• RECORD LIST
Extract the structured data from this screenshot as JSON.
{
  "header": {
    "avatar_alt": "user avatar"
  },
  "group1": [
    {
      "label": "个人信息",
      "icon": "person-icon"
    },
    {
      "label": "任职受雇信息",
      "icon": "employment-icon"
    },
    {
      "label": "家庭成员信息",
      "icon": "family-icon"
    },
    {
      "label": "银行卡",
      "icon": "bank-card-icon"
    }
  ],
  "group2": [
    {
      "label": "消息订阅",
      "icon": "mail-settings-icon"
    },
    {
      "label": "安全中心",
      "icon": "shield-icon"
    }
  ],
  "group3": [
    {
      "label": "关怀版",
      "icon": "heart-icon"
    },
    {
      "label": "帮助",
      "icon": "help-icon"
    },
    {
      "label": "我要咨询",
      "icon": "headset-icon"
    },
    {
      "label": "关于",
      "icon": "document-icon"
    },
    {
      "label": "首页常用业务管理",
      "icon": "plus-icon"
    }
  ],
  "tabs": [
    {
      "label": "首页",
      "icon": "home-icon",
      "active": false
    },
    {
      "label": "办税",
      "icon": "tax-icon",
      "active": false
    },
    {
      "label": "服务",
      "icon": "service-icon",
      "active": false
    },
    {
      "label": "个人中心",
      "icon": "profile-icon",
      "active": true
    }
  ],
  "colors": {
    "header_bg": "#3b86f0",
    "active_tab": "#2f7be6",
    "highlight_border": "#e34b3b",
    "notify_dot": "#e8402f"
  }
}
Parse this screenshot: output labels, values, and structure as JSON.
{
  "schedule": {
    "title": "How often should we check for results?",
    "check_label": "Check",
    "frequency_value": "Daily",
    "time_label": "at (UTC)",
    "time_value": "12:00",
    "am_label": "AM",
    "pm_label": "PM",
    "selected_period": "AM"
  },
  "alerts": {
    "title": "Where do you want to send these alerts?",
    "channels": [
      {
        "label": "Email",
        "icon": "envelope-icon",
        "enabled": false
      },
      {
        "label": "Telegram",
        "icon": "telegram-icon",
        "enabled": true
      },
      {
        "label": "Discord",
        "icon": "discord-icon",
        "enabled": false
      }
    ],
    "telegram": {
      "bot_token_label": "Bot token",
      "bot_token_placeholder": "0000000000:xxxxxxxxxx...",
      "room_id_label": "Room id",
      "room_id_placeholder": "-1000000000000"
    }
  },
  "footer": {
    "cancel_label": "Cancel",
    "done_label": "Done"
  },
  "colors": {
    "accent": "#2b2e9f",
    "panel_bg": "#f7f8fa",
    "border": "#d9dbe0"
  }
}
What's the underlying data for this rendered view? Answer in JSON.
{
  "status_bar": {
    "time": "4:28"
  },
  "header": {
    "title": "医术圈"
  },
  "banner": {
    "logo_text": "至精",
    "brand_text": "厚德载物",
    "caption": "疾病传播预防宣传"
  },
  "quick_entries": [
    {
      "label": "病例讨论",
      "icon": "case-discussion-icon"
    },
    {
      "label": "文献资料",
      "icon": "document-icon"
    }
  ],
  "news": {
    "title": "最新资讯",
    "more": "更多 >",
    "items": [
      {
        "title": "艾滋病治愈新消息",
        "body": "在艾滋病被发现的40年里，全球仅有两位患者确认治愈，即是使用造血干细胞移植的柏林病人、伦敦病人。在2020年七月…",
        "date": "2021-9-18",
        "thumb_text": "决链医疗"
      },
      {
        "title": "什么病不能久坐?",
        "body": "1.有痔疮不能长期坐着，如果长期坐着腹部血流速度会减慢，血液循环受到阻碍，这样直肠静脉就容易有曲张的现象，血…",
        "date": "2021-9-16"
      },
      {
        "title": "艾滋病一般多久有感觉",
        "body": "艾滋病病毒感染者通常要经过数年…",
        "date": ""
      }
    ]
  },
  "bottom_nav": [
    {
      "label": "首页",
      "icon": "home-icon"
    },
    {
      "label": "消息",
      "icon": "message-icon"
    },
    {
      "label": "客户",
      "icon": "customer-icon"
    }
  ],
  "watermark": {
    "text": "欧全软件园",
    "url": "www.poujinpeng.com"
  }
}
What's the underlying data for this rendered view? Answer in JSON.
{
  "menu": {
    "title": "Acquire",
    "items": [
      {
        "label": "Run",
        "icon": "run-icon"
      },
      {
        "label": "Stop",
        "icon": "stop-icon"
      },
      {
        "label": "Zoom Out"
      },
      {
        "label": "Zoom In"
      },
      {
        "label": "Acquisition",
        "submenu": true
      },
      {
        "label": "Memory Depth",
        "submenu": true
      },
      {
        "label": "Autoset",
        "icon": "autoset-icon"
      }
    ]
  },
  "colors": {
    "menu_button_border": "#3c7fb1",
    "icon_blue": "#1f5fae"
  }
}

• STATED TASK
Copy each line that contains the word "title".

• REPLY TO THE EXERCISE
    "title": "How often should we check for results?",
    "title": "Where do you want to send these alerts?",
    "title": "医术圈"
    "title": "最新资讯",
        "title": "艾滋病治愈新消息",
        "title": "什么病不能久坐?",
        "title": "艾滋病一般多久有感觉",
    "title": "Acquire",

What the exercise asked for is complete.